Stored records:

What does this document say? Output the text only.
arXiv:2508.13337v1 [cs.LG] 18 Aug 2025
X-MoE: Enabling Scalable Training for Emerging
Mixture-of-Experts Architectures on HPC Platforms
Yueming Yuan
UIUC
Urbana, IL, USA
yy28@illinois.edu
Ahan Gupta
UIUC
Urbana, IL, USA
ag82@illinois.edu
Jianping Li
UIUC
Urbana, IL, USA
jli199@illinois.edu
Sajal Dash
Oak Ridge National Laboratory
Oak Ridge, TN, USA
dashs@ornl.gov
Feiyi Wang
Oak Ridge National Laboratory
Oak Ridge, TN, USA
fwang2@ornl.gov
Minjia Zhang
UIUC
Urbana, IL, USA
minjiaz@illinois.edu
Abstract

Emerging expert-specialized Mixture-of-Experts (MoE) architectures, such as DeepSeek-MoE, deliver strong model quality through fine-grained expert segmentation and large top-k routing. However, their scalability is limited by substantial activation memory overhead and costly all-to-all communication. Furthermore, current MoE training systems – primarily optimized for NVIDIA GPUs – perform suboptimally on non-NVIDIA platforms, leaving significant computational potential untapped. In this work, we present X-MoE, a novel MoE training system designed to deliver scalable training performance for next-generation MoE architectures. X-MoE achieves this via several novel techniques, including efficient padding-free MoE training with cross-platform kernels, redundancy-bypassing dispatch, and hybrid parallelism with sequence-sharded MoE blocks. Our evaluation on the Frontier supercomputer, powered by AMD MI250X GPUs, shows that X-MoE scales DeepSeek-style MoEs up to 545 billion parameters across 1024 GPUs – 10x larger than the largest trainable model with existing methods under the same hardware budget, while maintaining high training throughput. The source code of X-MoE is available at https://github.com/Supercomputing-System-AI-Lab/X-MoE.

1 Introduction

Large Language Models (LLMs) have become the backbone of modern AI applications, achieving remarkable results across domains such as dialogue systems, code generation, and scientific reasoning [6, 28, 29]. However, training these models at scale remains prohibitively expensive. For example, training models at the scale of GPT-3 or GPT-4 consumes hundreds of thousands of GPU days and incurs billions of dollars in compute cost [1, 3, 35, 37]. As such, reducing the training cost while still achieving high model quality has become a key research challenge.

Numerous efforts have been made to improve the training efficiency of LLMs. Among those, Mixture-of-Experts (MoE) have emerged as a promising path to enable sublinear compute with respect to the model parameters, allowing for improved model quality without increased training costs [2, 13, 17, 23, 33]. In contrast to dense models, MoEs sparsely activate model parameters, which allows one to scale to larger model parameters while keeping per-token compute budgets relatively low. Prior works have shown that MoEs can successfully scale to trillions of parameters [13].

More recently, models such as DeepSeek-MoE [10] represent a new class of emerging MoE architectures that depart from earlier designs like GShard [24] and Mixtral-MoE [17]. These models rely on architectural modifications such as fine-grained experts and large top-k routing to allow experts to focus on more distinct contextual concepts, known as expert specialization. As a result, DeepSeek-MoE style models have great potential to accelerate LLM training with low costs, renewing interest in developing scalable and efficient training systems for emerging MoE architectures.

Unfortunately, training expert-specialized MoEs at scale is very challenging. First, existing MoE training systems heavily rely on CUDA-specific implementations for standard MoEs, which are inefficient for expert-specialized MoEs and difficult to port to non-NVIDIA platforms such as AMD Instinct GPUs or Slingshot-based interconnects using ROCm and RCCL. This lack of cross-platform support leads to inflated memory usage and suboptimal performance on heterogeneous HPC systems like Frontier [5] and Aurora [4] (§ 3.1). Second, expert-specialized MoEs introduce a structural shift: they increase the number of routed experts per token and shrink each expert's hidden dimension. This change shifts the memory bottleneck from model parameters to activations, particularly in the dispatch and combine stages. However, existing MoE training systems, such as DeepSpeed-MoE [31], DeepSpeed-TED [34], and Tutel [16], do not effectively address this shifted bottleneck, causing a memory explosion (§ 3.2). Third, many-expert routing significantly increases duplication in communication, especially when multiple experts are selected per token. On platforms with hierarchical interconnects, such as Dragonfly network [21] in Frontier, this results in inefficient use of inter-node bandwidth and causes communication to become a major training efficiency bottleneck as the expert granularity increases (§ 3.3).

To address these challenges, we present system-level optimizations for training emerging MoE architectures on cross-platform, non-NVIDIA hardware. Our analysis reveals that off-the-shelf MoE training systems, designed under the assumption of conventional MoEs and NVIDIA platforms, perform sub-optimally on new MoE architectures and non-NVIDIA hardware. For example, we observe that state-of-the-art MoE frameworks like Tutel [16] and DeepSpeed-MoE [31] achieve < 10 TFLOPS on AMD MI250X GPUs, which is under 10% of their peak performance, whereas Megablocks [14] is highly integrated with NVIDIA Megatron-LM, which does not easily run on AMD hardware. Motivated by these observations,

= Task goal =
Say how many lines in the records hold "illinois", with the number as the whole reply.

= Answer to this problem =
4